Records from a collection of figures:
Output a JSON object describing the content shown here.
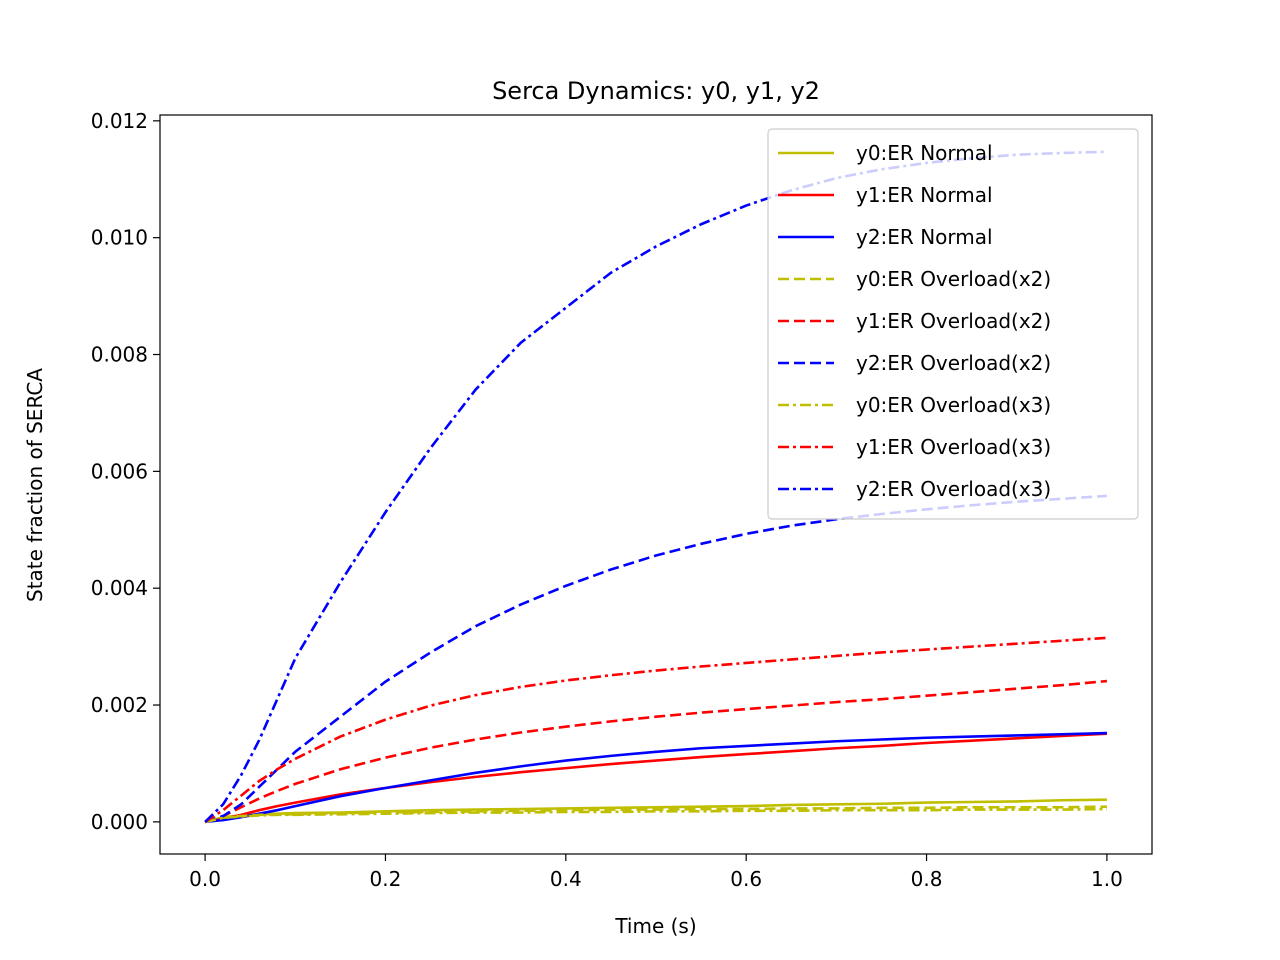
{
  "chart_data": {
    "type": "line",
    "title": "Serca Dynamics: y0, y1, y2",
    "xlabel": "Time (s)",
    "ylabel": "State fraction of SERCA",
    "xlim": [
      -0.05,
      1.05
    ],
    "ylim": [
      -0.00055,
      0.0121
    ],
    "xticks": [
      0.0,
      0.2,
      0.4,
      0.6,
      0.8,
      1.0
    ],
    "xtick_labels": [
      "0.0",
      "0.2",
      "0.4",
      "0.6",
      "0.8",
      "1.0"
    ],
    "yticks": [
      0.0,
      0.002,
      0.004,
      0.006,
      0.008,
      0.01,
      0.012
    ],
    "ytick_labels": [
      "0.000",
      "0.002",
      "0.004",
      "0.006",
      "0.008",
      "0.010",
      "0.012"
    ],
    "grid": false,
    "legend_position": "top-right",
    "x": [
      0.0,
      0.02,
      0.04,
      0.06,
      0.08,
      0.1,
      0.15,
      0.2,
      0.25,
      0.3,
      0.35,
      0.4,
      0.45,
      0.5,
      0.55,
      0.6,
      0.65,
      0.7,
      0.75,
      0.8,
      0.85,
      0.9,
      0.95,
      1.0
    ],
    "series": [
      {
        "name": "y0:ER Normal",
        "color": "#bfbf00",
        "style": "solid",
        "values": [
          0.0,
          8e-05,
          0.00011,
          0.00013,
          0.00014,
          0.00015,
          0.00016,
          0.00018,
          0.0002,
          0.00021,
          0.00022,
          0.00023,
          0.00024,
          0.00025,
          0.00026,
          0.00027,
          0.00029,
          0.0003,
          0.00031,
          0.00033,
          0.00034,
          0.00035,
          0.00037,
          0.00038
        ]
      },
      {
        "name": "y1:ER Normal",
        "color": "#ff0000",
        "style": "solid",
        "values": [
          0.0,
          5e-05,
          0.00012,
          0.0002,
          0.00027,
          0.00033,
          0.00047,
          0.00058,
          0.00068,
          0.00077,
          0.00085,
          0.00092,
          0.00099,
          0.00105,
          0.00111,
          0.00116,
          0.00121,
          0.00126,
          0.0013,
          0.00135,
          0.00139,
          0.00143,
          0.00147,
          0.00151
        ]
      },
      {
        "name": "y2:ER Normal",
        "color": "#0000ff",
        "style": "solid",
        "values": [
          0.0,
          3e-05,
          8e-05,
          0.00014,
          0.0002,
          0.00027,
          0.00044,
          0.00058,
          0.00071,
          0.00084,
          0.00095,
          0.00105,
          0.00113,
          0.0012,
          0.00126,
          0.0013,
          0.00134,
          0.00138,
          0.00141,
          0.00144,
          0.00146,
          0.00148,
          0.0015,
          0.00152
        ]
      },
      {
        "name": "y0:ER Overload(x2)",
        "color": "#bfbf00",
        "style": "dashed",
        "values": [
          0.0,
          7e-05,
          0.0001,
          0.00012,
          0.00013,
          0.00013,
          0.00015,
          0.00016,
          0.00017,
          0.00018,
          0.00019,
          0.0002,
          0.00021,
          0.00021,
          0.00022,
          0.00022,
          0.00023,
          0.00023,
          0.00024,
          0.00024,
          0.00025,
          0.00025,
          0.00025,
          0.00026
        ]
      },
      {
        "name": "y1:ER Overload(x2)",
        "color": "#ff0000",
        "style": "dashed",
        "values": [
          0.0,
          0.0001,
          0.00025,
          0.0004,
          0.00053,
          0.00065,
          0.0009,
          0.0011,
          0.00127,
          0.00141,
          0.00153,
          0.00163,
          0.00172,
          0.0018,
          0.00187,
          0.00193,
          0.00199,
          0.00205,
          0.0021,
          0.00216,
          0.00222,
          0.00228,
          0.00234,
          0.00241
        ]
      },
      {
        "name": "y2:ER Overload(x2)",
        "color": "#0000ff",
        "style": "dashed",
        "values": [
          0.0,
          0.0001,
          0.0003,
          0.0006,
          0.0009,
          0.0012,
          0.0018,
          0.0024,
          0.0029,
          0.00335,
          0.00372,
          0.00404,
          0.00432,
          0.00456,
          0.00476,
          0.00493,
          0.00507,
          0.00518,
          0.00527,
          0.00535,
          0.00542,
          0.00548,
          0.00553,
          0.00558
        ]
      },
      {
        "name": "y0:ER Overload(x3)",
        "color": "#bfbf00",
        "style": "dashdot",
        "values": [
          0.0,
          7e-05,
          9e-05,
          0.00011,
          0.00012,
          0.00012,
          0.00013,
          0.00014,
          0.00015,
          0.00016,
          0.00016,
          0.00017,
          0.00017,
          0.00018,
          0.00018,
          0.00019,
          0.00019,
          0.0002,
          0.0002,
          0.0002,
          0.00021,
          0.00021,
          0.00021,
          0.00022
        ]
      },
      {
        "name": "y1:ER Overload(x3)",
        "color": "#ff0000",
        "style": "dashdot",
        "values": [
          0.0,
          0.0002,
          0.00045,
          0.0007,
          0.0009,
          0.00108,
          0.00146,
          0.00175,
          0.00199,
          0.00217,
          0.00231,
          0.00242,
          0.00251,
          0.00259,
          0.00266,
          0.00272,
          0.00278,
          0.00284,
          0.0029,
          0.00295,
          0.003,
          0.00305,
          0.0031,
          0.00315
        ]
      },
      {
        "name": "y2:ER Overload(x3)",
        "color": "#0000ff",
        "style": "dashdot",
        "values": [
          0.0,
          0.0003,
          0.0008,
          0.0014,
          0.0021,
          0.0028,
          0.0041,
          0.0053,
          0.0064,
          0.0074,
          0.0082,
          0.0088,
          0.0094,
          0.00985,
          0.01023,
          0.01055,
          0.01081,
          0.01102,
          0.01117,
          0.01128,
          0.01136,
          0.01142,
          0.01145,
          0.01147
        ]
      }
    ]
  }
}
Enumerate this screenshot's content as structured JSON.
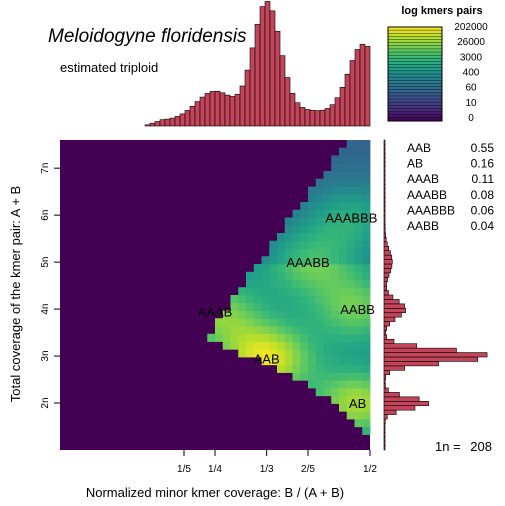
{
  "chart_data": {
    "type": "heatmap",
    "title": "Meloidogyne floridensis",
    "subtitle": "estimated triploid",
    "xlabel": "Normalized minor kmer coverage: B / (A + B)",
    "ylabel": "Total coverage of the kmer pair: A + B",
    "x_ticks": [
      "1/5",
      "1/4",
      "1/3",
      "2/5",
      "1/2"
    ],
    "x_tick_values": [
      0.2,
      0.25,
      0.3333,
      0.4,
      0.5
    ],
    "y_ticks": [
      "2n",
      "3n",
      "4n",
      "5n",
      "6n",
      "7n"
    ],
    "y_tick_values": [
      2,
      3,
      4,
      5,
      6,
      7
    ],
    "xlim": [
      0,
      0.5
    ],
    "ylim": [
      1,
      7.6
    ],
    "n_label": "1n =",
    "n_value": "208",
    "colorbar": {
      "title": "log kmers pairs",
      "labels": [
        "202000",
        "26000",
        "3000",
        "400",
        "60",
        "10",
        "0"
      ],
      "colors": [
        "#fde725",
        "#b5de2b",
        "#6ece58",
        "#35b779",
        "#1f9e89",
        "#26828e",
        "#31688e",
        "#3e4989",
        "#482878",
        "#440154"
      ]
    },
    "peaks": [
      {
        "label": "AB",
        "x": 0.48,
        "y": 2.0,
        "intensity": 0.85
      },
      {
        "label": "AAB",
        "x": 0.3333,
        "y": 2.95,
        "intensity": 1.0
      },
      {
        "label": "AAAB",
        "x": 0.25,
        "y": 3.95,
        "intensity": 0.7
      },
      {
        "label": "AABB",
        "x": 0.48,
        "y": 4.0,
        "intensity": 0.65
      },
      {
        "label": "AAABB",
        "x": 0.4,
        "y": 5.0,
        "intensity": 0.6
      },
      {
        "label": "AAABBB",
        "x": 0.47,
        "y": 5.95,
        "intensity": 0.5
      }
    ],
    "proportions": [
      {
        "name": "AAB",
        "value": "0.55"
      },
      {
        "name": "AB",
        "value": "0.16"
      },
      {
        "name": "AAAB",
        "value": "0.11"
      },
      {
        "name": "AAABB",
        "value": "0.08"
      },
      {
        "name": "AAABBB",
        "value": "0.06"
      },
      {
        "name": "AABB",
        "value": "0.04"
      }
    ]
  }
}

■ **Stated goal**:
List all lines in the material containing the string "content".

■ **Final result**:
Output a JSON object describing the content shown here.
Enumerate this screenshot's content as structured JSON.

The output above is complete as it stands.